» **Requirement**:
What is the number of lines containing "JSON"? Give only that number.

» **Provided information**:
(begin)
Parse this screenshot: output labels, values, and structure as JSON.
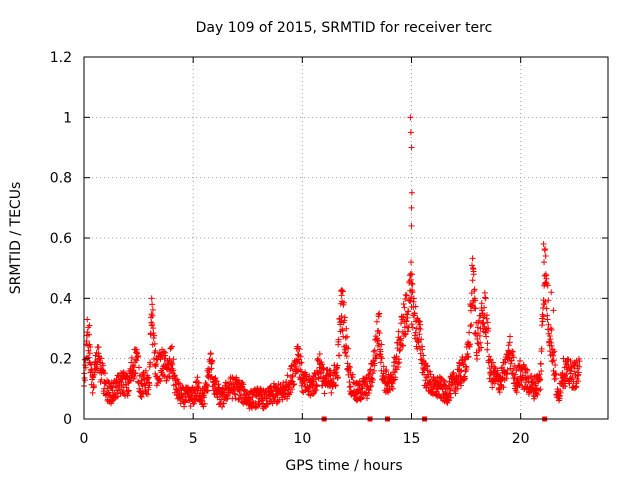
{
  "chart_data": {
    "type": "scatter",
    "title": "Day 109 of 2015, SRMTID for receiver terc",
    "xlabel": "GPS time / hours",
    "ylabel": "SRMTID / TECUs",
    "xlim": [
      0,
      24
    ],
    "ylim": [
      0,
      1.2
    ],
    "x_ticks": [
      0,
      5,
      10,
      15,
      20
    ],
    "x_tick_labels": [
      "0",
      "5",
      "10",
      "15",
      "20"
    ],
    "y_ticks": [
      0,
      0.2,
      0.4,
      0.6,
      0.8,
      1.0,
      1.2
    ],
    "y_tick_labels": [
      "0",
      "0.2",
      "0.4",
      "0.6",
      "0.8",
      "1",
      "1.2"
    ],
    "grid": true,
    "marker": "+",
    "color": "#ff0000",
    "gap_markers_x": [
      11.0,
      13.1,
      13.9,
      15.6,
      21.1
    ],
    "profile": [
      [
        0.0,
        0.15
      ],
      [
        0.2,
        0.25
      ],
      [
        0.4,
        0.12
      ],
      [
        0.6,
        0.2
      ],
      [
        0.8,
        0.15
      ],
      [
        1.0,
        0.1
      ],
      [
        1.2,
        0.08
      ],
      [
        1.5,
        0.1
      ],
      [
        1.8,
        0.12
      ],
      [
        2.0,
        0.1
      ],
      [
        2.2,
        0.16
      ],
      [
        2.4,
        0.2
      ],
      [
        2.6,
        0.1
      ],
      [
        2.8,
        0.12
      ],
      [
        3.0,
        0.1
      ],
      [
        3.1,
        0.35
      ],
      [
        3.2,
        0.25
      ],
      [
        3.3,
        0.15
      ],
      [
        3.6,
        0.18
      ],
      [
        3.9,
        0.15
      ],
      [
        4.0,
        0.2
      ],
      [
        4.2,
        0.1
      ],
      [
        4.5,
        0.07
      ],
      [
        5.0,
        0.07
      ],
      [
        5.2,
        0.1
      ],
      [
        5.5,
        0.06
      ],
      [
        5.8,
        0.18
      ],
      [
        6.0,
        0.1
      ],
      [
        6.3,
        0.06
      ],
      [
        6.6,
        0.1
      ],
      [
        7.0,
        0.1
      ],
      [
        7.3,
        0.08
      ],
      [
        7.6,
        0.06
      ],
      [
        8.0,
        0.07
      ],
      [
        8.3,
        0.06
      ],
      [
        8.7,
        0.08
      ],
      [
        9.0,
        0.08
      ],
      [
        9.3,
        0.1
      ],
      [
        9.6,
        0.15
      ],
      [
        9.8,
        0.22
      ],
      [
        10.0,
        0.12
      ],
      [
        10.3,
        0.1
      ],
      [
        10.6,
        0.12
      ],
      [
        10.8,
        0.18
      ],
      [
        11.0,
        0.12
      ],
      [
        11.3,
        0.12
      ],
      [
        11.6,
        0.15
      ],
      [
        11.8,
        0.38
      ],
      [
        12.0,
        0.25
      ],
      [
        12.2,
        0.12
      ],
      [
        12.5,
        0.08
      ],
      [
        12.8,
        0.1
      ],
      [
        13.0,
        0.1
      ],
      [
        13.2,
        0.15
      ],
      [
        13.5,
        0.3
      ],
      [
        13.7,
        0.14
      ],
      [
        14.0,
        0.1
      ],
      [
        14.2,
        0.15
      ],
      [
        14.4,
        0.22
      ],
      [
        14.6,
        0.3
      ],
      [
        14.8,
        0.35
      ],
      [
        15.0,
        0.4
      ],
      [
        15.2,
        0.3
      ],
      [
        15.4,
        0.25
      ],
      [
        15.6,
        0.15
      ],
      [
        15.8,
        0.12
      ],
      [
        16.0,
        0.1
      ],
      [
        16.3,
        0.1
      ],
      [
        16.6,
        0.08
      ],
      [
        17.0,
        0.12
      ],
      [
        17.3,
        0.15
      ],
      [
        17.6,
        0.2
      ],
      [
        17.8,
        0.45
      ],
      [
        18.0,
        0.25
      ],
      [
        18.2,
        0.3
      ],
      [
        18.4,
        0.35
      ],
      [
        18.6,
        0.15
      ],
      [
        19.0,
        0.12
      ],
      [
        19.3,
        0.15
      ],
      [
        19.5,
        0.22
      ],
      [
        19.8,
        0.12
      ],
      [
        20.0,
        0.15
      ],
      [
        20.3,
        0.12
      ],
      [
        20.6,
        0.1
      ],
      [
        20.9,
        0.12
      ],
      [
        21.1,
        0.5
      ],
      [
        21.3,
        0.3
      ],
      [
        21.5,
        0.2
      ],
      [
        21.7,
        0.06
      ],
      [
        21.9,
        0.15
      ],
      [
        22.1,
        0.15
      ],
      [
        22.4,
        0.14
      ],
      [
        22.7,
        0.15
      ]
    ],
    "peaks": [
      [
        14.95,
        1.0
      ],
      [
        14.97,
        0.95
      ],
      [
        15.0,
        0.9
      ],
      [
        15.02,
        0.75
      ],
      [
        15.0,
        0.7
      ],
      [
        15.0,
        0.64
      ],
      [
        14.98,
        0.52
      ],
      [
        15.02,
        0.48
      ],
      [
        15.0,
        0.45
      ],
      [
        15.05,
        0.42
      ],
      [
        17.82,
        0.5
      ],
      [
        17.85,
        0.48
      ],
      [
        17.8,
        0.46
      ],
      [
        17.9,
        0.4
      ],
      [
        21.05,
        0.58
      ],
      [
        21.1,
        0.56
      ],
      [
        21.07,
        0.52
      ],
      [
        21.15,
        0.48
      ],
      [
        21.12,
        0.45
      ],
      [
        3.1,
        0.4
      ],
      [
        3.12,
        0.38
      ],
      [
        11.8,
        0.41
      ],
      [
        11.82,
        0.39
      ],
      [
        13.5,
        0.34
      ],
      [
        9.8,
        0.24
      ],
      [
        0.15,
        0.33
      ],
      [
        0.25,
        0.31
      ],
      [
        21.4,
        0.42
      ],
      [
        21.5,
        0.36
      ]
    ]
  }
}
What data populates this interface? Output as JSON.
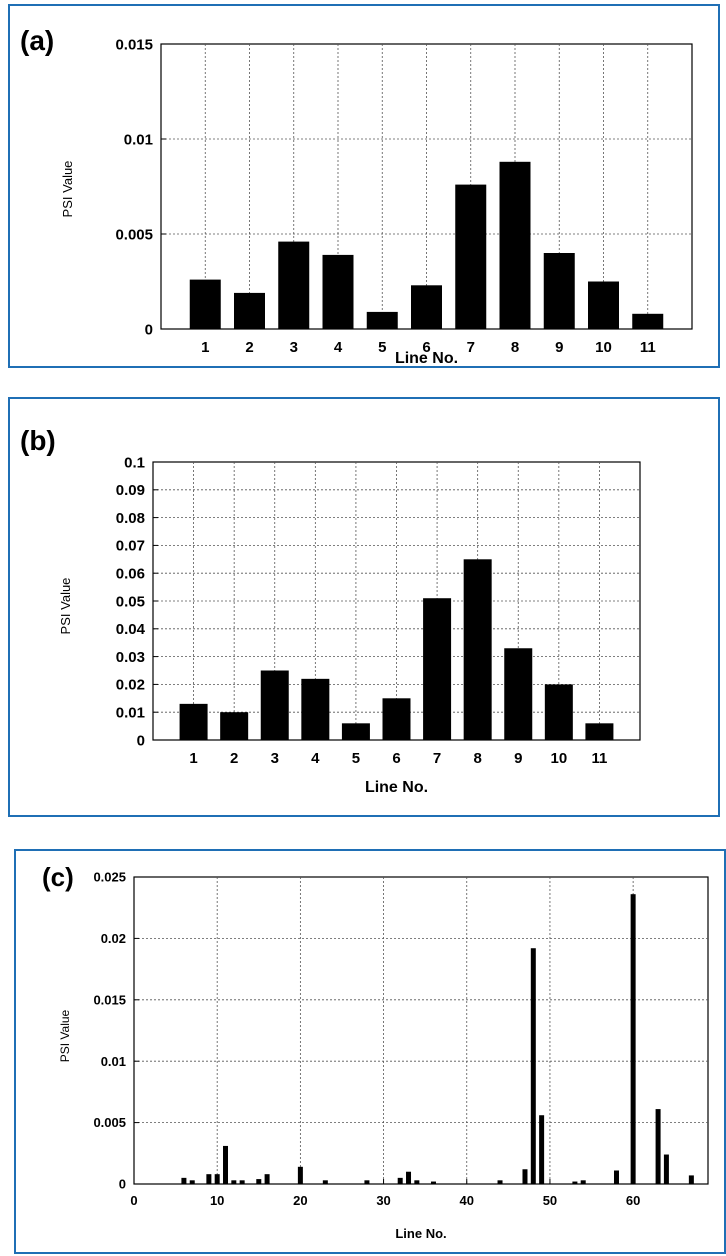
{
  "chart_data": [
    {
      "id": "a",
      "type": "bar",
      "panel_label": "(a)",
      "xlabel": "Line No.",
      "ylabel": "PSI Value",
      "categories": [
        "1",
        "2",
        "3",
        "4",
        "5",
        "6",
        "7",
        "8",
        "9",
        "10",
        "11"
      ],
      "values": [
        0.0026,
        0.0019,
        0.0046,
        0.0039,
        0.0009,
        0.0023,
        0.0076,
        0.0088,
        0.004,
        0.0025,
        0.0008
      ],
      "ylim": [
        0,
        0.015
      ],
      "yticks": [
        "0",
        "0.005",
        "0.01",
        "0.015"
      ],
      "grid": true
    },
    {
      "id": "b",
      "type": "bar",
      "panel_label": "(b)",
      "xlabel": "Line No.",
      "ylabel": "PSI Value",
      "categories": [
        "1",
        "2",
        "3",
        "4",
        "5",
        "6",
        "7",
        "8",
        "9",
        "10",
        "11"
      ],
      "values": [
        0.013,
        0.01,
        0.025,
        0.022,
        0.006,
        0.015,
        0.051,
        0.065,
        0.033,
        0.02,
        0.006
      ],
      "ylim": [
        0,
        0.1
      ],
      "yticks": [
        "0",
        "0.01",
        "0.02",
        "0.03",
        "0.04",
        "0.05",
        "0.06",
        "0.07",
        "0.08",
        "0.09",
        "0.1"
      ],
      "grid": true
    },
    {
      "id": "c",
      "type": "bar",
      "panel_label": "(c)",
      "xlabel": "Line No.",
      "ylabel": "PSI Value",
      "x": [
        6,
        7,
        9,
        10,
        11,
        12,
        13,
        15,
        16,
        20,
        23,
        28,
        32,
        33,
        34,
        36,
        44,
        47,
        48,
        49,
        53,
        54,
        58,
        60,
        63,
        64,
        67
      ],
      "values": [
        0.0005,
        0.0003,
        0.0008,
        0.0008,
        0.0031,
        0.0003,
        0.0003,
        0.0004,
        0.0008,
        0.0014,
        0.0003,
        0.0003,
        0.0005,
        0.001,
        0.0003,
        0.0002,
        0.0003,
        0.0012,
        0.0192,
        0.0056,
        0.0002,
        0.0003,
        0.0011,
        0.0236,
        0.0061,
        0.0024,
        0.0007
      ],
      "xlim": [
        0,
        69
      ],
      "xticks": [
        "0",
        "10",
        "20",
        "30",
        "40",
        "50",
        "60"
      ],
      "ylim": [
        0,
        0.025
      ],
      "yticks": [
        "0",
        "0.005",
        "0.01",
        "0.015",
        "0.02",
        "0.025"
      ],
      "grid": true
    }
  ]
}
(end)
» **Solved exercise**:
2